[Spatial layout records]

------------------------------------------------------------

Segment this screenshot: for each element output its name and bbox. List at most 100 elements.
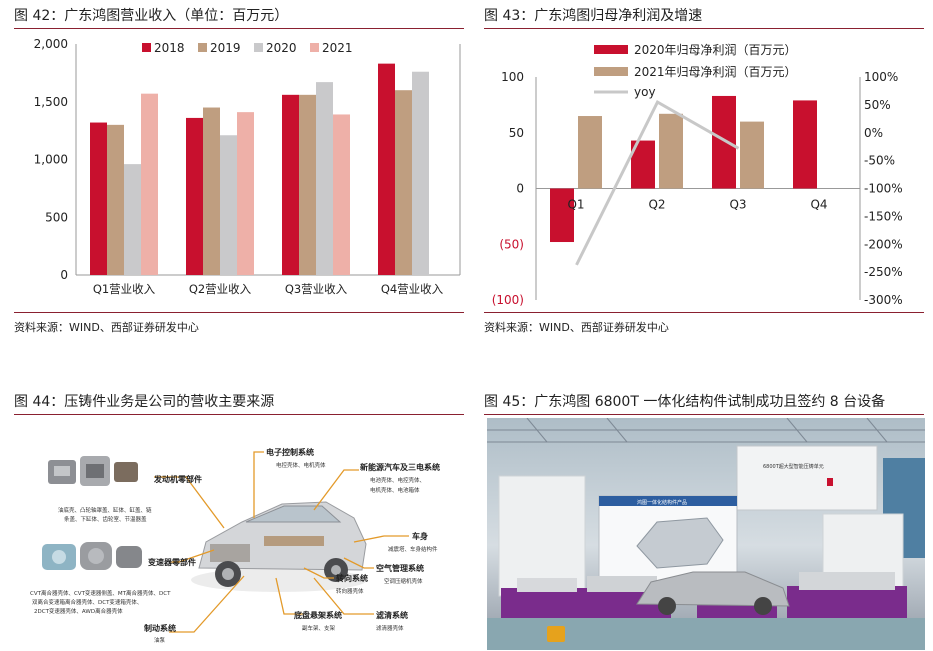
brake-label: 制动系统 (144, 623, 176, 633)
board-car-frame (636, 517, 724, 569)
fig44-title: 图 44：压铸件业务是公司的营收主要来源 (14, 394, 275, 410)
fig43-legend-label: 2021年归母净利润（百万元） (634, 65, 797, 79)
body-desc: 减震塔、车身结构件 (388, 545, 438, 553)
fig42-legend-swatch-2018 (142, 43, 151, 52)
fig43-y2-tick-label: -250% (864, 265, 903, 279)
nev-desc-1: 电池壳体、电控壳体、 (370, 476, 425, 484)
fig43-bar (712, 95, 736, 189)
fig42-legend-swatch-2019 (198, 43, 207, 52)
machine-banner-text: 6800T超大型智能压铸单元 (763, 463, 824, 470)
fig43-y2-tick-label: -100% (864, 182, 903, 196)
fig43-x-tick-label: Q4 (810, 198, 827, 212)
floor-sign (547, 626, 565, 642)
brake-desc: 油泵 (154, 636, 166, 644)
fig42-legend-swatch-2021 (310, 43, 319, 52)
fig43-y-tick-label: (100) (492, 293, 524, 307)
fig42-bar-2020 (220, 135, 237, 275)
fig43-bar (793, 100, 817, 189)
body-label: 车身 (412, 531, 428, 541)
ceiling-truss (487, 418, 925, 443)
fig42-source: 资料来源：WIND、西部证券研发中心 (14, 321, 199, 334)
fig42-title: 图 42：广东鸿图营业收入（单位：百万元） (14, 8, 289, 24)
fig42-bar-2021 (141, 93, 158, 275)
fig42-chart: 0 500 1,000 1,500 2,000 Q1营业收入 Q2营业收入 Q3营业收入 Q4营… (34, 37, 461, 296)
grey-car (636, 571, 790, 607)
transmission-desc-3: 2DCT变速器壳体、AWD离合器壳体 (34, 607, 123, 615)
fig45-title-rule (484, 414, 924, 415)
fig43-y2-tick-label: -50% (864, 154, 895, 168)
fig43-x-tick-label: Q1 (567, 198, 584, 212)
fig42-y-tick-label: 500 (45, 210, 68, 224)
transmission-desc-2: 双离合变速箱离合器壳体、DCT变速箱壳体、 (32, 598, 142, 606)
display-board-header (599, 496, 737, 506)
filter-desc: 滤清器壳体 (376, 624, 404, 632)
casting-part-2 (587, 576, 657, 592)
fig43-x-tick-label: Q2 (648, 198, 665, 212)
fig43-y2-tick-label: -150% (864, 209, 903, 223)
fig43-y-tick-label: 100 (501, 70, 524, 84)
steering-desc: 转向器壳体 (336, 587, 364, 595)
fig43-y2-tick-label: 0% (864, 126, 883, 140)
fig42-legend-label: 2019 (210, 41, 241, 55)
fig43-legend-label: yoy (634, 85, 656, 99)
fig43-legend-swatch-2020 (594, 45, 628, 54)
fig43-source: 资料来源：WIND、西部证券研发中心 (484, 321, 669, 334)
fig45-photo: 6800T超大型智能压铸单元 鸿图一体化结构件产品 (487, 418, 925, 650)
connector-lines (154, 451, 409, 633)
fig42-x-tick-label: Q1营业收入 (93, 282, 156, 296)
fig42-source-rule (14, 312, 464, 313)
machine-logo (827, 478, 833, 486)
electronic-desc: 电控壳体、电机壳体 (276, 461, 326, 469)
fig45-title: 图 45：广东鸿图 6800T 一体化结构件试制成功且签约 8 台设备 (484, 394, 886, 410)
press-machine (736, 445, 878, 511)
air-management-desc: 空调压缩机壳体 (384, 577, 423, 585)
fig42-bar-2018 (282, 94, 299, 275)
transmission-parts-image (42, 542, 142, 570)
nev-desc-2: 电机壳体、电池箱体 (370, 486, 420, 494)
stand-right (787, 586, 907, 618)
fig42-x-tick-label: Q2营业收入 (189, 282, 252, 296)
filter-label: 滤清系统 (376, 610, 408, 620)
fig43-x-tick-label: Q3 (729, 198, 746, 212)
fig43-source-rule (484, 312, 924, 313)
steering-label: 转向系统 (336, 573, 368, 583)
fig43-y2-tick-label: -200% (864, 237, 903, 251)
casting-part-1 (517, 578, 577, 592)
fig43-legend-swatch-2021 (594, 67, 628, 76)
fig42-x-tick-label: Q4营业收入 (381, 282, 444, 296)
fig42-legend-label: 2020 (266, 41, 297, 55)
fig42-bar-2021 (333, 114, 350, 275)
fig43-bar (659, 113, 683, 189)
fig42-bar-2019 (107, 124, 124, 275)
fig43-bar (740, 121, 764, 189)
engine-parts-image (48, 456, 138, 486)
fig42-bar-2019 (395, 90, 412, 275)
fig43-y-tick-label: 0 (516, 182, 524, 196)
transmission-desc-1: CVT离合器壳体、CVT变速器侧盖、MT离合器壳体、DCT (30, 589, 171, 597)
fig42-bar-2019 (299, 94, 316, 275)
fig42-title-rule (14, 28, 464, 29)
chassis-desc: 副车架、支架 (302, 624, 336, 632)
fig42-bar-2020 (412, 71, 429, 275)
chassis-label: 底盘悬架系统 (293, 610, 342, 620)
fig42-bar-2018 (186, 117, 203, 275)
fig42-bar-2020 (124, 164, 141, 275)
curtain-left (498, 475, 586, 597)
fig42-bar-2018 (378, 63, 395, 276)
fig42-legend-label: 2018 (154, 41, 185, 55)
fig42-bar-2018 (90, 122, 107, 275)
fig43-legend-label: 2020年归母净利润（百万元） (634, 43, 797, 57)
fig42-y-tick-label: 2,000 (34, 37, 68, 51)
fig43-title-rule (484, 28, 924, 29)
fig42-bar-2019 (203, 107, 220, 276)
fig42-legend-swatch-2020 (254, 43, 263, 52)
engine-desc-2: 条盖、下缸体、齿轮室、节温器盖 (64, 515, 147, 523)
fig42-y-tick-label: 0 (60, 268, 68, 282)
fig43-y2-tick-label: 50% (864, 98, 891, 112)
fig43-bar (550, 188, 574, 243)
casting-part-3 (799, 572, 895, 590)
fig42-y-tick-label: 1,000 (34, 153, 68, 167)
fig42-legend-label: 2021 (322, 41, 353, 55)
fig42-x-tick-label: Q3营业收入 (285, 282, 348, 296)
engine-label: 发动机零部件 (153, 474, 202, 484)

------------------------------------------------------------

*What the task asks*: Transcribe every line of the records above exactly as they appear, omitting the pictures from your answer.

*Exercise output*:
Segment this screenshot: for each element output its name and bbox. List at most 100 elements.
brake-label: 制动系统 (144, 623, 176, 633)
board-car-frame (636, 517, 724, 569)
fig44-title: 图 44：压铸件业务是公司的营收主要来源 (14, 394, 275, 410)
fig43-legend-label: 2021年归母净利润（百万元） (634, 65, 797, 79)
body-desc: 减震塔、车身结构件 (388, 545, 438, 553)
fig42-legend-swatch-2018 (142, 43, 151, 52)
fig43-y2-tick-label: -250% (864, 265, 903, 279)
nev-desc-1: 电池壳体、电控壳体、 (370, 476, 425, 484)
fig43-bar (712, 95, 736, 189)
fig42-legend-swatch-2019 (198, 43, 207, 52)
machine-banner-text: 6800T超大型智能压铸单元 (763, 463, 824, 470)
fig43-y2-tick-label: -100% (864, 182, 903, 196)
fig43-x-tick-label: Q4 (810, 198, 827, 212)
floor-sign (547, 626, 565, 642)
brake-desc: 油泵 (154, 636, 166, 644)
fig42-legend-swatch-2021 (310, 43, 319, 52)
fig43-y-tick-label: (100) (492, 293, 524, 307)
fig42-bar-2020 (220, 135, 237, 275)
fig43-bar (793, 100, 817, 189)
body-label: 车身 (412, 531, 428, 541)
ceiling-truss (487, 418, 925, 443)
fig42-source: 资料来源：WIND、西部证券研发中心 (14, 321, 199, 334)
fig42-title: 图 42：广东鸿图营业收入（单位：百万元） (14, 8, 289, 24)
fig42-bar-2021 (141, 93, 158, 275)
fig42-chart: 0 500 1,000 1,500 2,000 Q1营业收入 Q2营业收入 Q3营业收入 Q4营… (34, 37, 461, 296)
grey-car (636, 571, 790, 607)
transmission-desc-3: 2DCT变速器壳体、AWD离合器壳体 (34, 607, 123, 615)
fig45-title-rule (484, 414, 924, 415)
fig43-y2-tick-label: -50% (864, 154, 895, 168)
fig43-x-tick-label: Q1 (567, 198, 584, 212)
fig42-y-tick-label: 500 (45, 210, 68, 224)
transmission-desc-2: 双离合变速箱离合器壳体、DCT变速箱壳体、 (32, 598, 142, 606)
display-board-header (599, 496, 737, 506)
filter-desc: 滤清器壳体 (376, 624, 404, 632)
casting-part-2 (587, 576, 657, 592)
fig43-x-tick-label: Q2 (648, 198, 665, 212)
fig43-y2-tick-label: -150% (864, 209, 903, 223)
fig43-y-tick-label: 100 (501, 70, 524, 84)
steering-desc: 转向器壳体 (336, 587, 364, 595)
fig43-y2-tick-label: 0% (864, 126, 883, 140)
fig42-legend-label: 2019 (210, 41, 241, 55)
fig43-legend-label: yoy (634, 85, 656, 99)
fig43-legend-swatch-2020 (594, 45, 628, 54)
fig43-source: 资料来源：WIND、西部证券研发中心 (484, 321, 669, 334)
fig45-photo: 6800T超大型智能压铸单元 鸿图一体化结构件产品 (487, 418, 925, 650)
connector-lines (154, 451, 409, 633)
fig42-x-tick-label: Q1营业收入 (93, 282, 156, 296)
fig42-source-rule (14, 312, 464, 313)
machine-logo (827, 478, 833, 486)
electronic-desc: 电控壳体、电机壳体 (276, 461, 326, 469)
fig45-title: 图 45：广东鸿图 6800T 一体化结构件试制成功且签约 8 台设备 (484, 394, 886, 410)
press-machine (736, 445, 878, 511)
air-management-desc: 空调压缩机壳体 (384, 577, 423, 585)
fig42-bar-2018 (282, 94, 299, 275)
transmission-parts-image (42, 542, 142, 570)
nev-desc-2: 电机壳体、电池箱体 (370, 486, 420, 494)
stand-right (787, 586, 907, 618)
fig42-x-tick-label: Q2营业收入 (189, 282, 252, 296)
filter-label: 滤清系统 (376, 610, 408, 620)
fig43-x-tick-label: Q3 (729, 198, 746, 212)
fig43-source-rule (484, 312, 924, 313)
steering-label: 转向系统 (336, 573, 368, 583)
fig43-y2-tick-label: -200% (864, 237, 903, 251)
casting-part-1 (517, 578, 577, 592)
fig43-legend-swatch-2021 (594, 67, 628, 76)
fig42-x-tick-label: Q4营业收入 (381, 282, 444, 296)
fig42-legend-label: 2020 (266, 41, 297, 55)
fig42-bar-2021 (333, 114, 350, 275)
fig43-bar (659, 113, 683, 189)
fig42-bar-2019 (107, 124, 124, 275)
fig43-bar (740, 121, 764, 189)
engine-parts-image (48, 456, 138, 486)
fig42-bar-2019 (395, 90, 412, 275)
fig43-y-tick-label: 0 (516, 182, 524, 196)
transmission-desc-1: CVT离合器壳体、CVT变速器侧盖、MT离合器壳体、DCT (30, 589, 171, 597)
fig42-bar-2019 (299, 94, 316, 275)
fig42-title-rule (14, 28, 464, 29)
chassis-desc: 副车架、支架 (302, 624, 336, 632)
fig42-bar-2020 (412, 71, 429, 275)
chassis-label: 底盘悬架系统 (293, 610, 342, 620)
fig42-bar-2018 (186, 117, 203, 275)
fig42-bar-2020 (124, 164, 141, 275)
curtain-left (498, 475, 586, 597)
fig42-bar-2018 (378, 63, 395, 276)
fig42-legend-label: 2018 (154, 41, 185, 55)
fig42-bar-2018 (90, 122, 107, 275)
fig43-legend-label: 2020年归母净利润（百万元） (634, 43, 797, 57)
fig42-y-tick-label: 2,000 (34, 37, 68, 51)
fig43-title-rule (484, 28, 924, 29)
fig42-bar-2019 (203, 107, 220, 276)
fig42-legend-swatch-2020 (254, 43, 263, 52)
engine-desc-2: 条盖、下缸体、齿轮室、节温器盖 (64, 515, 147, 523)
fig42-y-tick-label: 0 (60, 268, 68, 282)
fig43-y2-tick-label: 50% (864, 98, 891, 112)
fig43-bar (550, 188, 574, 243)
casting-part-3 (799, 572, 895, 590)
fig42-y-tick-label: 1,000 (34, 153, 68, 167)
fig42-legend-label: 2021 (322, 41, 353, 55)
fig42-x-tick-label: Q3营业收入 (285, 282, 348, 296)
engine-label: 发动机零部件 (153, 474, 202, 484)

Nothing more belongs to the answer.